Exercise prompt: Read through the data and report every line in which the word "IIoT" occurs.

Given records:
______________________________
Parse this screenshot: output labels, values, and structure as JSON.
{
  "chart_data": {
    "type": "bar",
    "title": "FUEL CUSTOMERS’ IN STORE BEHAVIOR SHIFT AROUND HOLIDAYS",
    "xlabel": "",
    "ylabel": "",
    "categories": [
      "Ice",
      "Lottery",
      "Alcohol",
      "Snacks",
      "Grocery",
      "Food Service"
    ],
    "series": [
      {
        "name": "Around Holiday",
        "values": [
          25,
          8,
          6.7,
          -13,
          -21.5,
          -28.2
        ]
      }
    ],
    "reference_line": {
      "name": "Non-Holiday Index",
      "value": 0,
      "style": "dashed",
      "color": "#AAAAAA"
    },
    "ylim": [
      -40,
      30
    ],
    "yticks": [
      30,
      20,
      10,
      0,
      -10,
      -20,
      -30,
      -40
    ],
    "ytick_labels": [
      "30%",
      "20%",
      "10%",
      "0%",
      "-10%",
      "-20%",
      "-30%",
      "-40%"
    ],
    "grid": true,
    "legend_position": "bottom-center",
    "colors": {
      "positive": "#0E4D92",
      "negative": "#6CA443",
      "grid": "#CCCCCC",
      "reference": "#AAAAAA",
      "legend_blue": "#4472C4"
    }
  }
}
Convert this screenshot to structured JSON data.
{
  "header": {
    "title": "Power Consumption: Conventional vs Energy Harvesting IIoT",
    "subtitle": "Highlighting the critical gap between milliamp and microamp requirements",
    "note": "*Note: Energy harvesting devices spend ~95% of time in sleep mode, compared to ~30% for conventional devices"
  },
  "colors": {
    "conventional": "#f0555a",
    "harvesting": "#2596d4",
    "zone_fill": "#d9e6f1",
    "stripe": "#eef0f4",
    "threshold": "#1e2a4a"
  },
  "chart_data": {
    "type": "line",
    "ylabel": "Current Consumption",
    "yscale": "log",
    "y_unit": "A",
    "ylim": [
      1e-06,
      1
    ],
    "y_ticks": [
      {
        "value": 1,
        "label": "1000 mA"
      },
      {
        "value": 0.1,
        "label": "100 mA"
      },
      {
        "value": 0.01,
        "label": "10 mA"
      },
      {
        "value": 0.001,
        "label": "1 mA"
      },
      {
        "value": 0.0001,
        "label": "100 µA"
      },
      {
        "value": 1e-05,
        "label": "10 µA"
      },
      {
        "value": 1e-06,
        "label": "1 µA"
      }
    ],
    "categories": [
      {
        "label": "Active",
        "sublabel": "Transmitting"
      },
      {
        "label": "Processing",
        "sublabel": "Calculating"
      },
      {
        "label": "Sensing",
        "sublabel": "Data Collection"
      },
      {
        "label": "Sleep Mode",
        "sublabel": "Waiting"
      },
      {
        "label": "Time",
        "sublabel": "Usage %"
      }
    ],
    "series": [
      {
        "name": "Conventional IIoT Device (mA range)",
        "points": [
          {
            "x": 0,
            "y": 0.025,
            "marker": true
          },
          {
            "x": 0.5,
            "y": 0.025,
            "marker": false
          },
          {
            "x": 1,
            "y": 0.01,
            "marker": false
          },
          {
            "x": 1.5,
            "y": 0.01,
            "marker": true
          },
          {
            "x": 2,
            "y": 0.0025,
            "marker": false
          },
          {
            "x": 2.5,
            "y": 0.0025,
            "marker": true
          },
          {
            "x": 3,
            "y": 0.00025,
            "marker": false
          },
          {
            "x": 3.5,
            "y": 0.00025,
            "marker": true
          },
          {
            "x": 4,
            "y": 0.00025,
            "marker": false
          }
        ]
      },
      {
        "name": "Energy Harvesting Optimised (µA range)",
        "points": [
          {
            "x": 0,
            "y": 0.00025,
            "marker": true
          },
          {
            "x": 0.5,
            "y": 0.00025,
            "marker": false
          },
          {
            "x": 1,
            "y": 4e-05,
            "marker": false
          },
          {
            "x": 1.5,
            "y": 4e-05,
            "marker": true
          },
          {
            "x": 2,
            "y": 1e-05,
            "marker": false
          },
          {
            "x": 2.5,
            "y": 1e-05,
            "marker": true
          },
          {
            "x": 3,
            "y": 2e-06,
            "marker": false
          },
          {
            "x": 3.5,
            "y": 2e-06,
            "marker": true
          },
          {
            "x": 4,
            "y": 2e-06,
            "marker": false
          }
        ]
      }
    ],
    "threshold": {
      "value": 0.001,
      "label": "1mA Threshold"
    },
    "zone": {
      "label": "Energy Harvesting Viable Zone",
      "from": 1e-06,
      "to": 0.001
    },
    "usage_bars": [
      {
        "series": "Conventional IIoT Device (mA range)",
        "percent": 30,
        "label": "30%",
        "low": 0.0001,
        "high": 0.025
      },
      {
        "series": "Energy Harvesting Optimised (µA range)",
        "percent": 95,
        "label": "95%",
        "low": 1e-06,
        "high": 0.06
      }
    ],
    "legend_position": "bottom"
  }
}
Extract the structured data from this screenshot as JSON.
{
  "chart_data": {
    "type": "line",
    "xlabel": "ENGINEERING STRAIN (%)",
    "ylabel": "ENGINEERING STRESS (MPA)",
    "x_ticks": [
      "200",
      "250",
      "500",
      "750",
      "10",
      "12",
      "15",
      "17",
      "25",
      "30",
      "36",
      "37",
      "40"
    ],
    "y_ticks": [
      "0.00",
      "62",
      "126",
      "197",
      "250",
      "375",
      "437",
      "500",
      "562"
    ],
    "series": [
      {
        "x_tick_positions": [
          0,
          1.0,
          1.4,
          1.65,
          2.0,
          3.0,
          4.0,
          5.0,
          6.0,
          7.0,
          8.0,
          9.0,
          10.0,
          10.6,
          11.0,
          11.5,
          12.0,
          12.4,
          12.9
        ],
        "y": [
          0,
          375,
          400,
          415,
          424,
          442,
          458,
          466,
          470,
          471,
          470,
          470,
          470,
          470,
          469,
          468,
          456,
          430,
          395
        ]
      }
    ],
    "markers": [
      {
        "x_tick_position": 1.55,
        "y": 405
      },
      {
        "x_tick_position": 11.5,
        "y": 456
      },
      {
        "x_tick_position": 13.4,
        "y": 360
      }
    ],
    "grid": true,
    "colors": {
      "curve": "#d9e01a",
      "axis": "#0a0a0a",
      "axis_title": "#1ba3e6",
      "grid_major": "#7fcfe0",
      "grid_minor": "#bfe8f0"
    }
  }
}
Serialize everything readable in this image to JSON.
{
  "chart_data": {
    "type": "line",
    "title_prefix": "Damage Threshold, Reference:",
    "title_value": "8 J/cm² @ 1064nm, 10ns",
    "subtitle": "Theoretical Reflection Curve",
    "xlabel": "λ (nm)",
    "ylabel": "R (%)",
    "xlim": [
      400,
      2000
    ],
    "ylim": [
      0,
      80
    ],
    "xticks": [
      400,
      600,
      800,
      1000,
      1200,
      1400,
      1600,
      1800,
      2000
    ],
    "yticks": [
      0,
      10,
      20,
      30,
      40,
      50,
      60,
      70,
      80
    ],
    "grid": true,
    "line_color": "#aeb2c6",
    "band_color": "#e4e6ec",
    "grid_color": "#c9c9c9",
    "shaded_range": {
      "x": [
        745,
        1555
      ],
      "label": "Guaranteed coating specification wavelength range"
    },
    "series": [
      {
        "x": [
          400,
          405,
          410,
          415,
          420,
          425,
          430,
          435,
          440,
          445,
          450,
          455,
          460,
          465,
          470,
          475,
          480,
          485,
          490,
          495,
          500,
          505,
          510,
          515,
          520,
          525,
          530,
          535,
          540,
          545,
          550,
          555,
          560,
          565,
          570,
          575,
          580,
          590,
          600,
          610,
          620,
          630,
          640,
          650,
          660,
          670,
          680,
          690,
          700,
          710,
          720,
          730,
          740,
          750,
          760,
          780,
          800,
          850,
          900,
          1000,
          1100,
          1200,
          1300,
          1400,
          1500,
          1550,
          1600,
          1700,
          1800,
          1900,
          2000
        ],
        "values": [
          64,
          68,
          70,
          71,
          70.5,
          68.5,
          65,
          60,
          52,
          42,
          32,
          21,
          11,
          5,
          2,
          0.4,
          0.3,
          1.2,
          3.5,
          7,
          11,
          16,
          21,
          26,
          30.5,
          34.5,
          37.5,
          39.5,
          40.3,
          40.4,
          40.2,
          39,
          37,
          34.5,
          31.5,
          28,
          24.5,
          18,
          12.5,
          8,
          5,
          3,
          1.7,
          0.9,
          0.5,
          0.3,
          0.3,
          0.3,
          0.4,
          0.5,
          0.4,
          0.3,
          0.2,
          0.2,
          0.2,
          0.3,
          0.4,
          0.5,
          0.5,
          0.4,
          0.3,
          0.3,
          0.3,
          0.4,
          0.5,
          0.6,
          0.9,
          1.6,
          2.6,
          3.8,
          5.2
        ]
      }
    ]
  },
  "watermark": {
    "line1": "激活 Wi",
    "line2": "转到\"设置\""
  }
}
______________________________
Result:
    "title": "Power Consumption: Conventional vs Energy Harvesting IIoT",
        "name": "Conventional IIoT Device (mA range)",
        "series": "Conventional IIoT Device (mA range)",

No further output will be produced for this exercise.